● **EXTRACTED RECORDS**
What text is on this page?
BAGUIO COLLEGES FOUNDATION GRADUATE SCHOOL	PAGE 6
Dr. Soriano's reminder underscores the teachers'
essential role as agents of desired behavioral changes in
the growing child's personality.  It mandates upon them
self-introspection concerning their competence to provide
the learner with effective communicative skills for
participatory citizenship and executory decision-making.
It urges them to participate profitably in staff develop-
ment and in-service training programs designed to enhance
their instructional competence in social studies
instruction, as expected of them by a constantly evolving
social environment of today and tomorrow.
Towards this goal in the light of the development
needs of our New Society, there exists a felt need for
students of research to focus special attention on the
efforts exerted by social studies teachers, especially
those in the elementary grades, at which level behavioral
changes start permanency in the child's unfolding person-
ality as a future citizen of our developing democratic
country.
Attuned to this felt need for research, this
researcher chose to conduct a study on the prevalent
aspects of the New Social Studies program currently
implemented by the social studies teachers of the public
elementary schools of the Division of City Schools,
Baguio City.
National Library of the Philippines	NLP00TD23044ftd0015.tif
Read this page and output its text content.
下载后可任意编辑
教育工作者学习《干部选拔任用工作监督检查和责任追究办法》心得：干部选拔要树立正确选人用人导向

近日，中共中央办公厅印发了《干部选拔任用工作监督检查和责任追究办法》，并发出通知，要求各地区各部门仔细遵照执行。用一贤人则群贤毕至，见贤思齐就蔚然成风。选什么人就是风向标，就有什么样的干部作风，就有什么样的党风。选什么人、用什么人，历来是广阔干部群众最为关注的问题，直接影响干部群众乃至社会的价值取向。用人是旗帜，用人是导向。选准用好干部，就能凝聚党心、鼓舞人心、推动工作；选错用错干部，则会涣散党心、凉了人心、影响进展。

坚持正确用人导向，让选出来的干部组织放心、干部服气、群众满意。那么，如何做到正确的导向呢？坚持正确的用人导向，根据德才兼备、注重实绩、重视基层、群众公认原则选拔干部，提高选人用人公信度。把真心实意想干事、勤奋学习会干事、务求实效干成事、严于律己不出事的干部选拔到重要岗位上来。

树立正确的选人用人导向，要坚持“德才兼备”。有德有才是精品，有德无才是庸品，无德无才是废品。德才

● **OBJECTIVE**
Begin with the line that contains "Read this page and output its text content." and end with the last line of the records; set down every line in that span exactly, and nothing else.

● **RESULT**
Read this page and output its text content.
下载后可任意编辑
教育工作者学习《干部选拔任用工作监督检查和责任追究办法》心得：干部选拔要树立正确选人用人导向

近日，中共中央办公厅印发了《干部选拔任用工作监督检查和责任追究办法》，并发出通知，要求各地区各部门仔细遵照执行。用一贤人则群贤毕至，见贤思齐就蔚然成风。选什么人就是风向标，就有什么样的干部作风，就有什么样的党风。选什么人、用什么人，历来是广阔干部群众最为关注的问题，直接影响干部群众乃至社会的价值取向。用人是旗帜，用人是导向。选准用好干部，就能凝聚党心、鼓舞人心、推动工作；选错用错干部，则会涣散党心、凉了人心、影响进展。

坚持正确用人导向，让选出来的干部组织放心、干部服气、群众满意。那么，如何做到正确的导向呢？坚持正确的用人导向，根据德才兼备、注重实绩、重视基层、群众公认原则选拔干部，提高选人用人公信度。把真心实意想干事、勤奋学习会干事、务求实效干成事、严于律己不出事的干部选拔到重要岗位上来。

树立正确的选人用人导向，要坚持“德才兼备”。有德有才是精品，有德无才是庸品，无德无才是废品。德才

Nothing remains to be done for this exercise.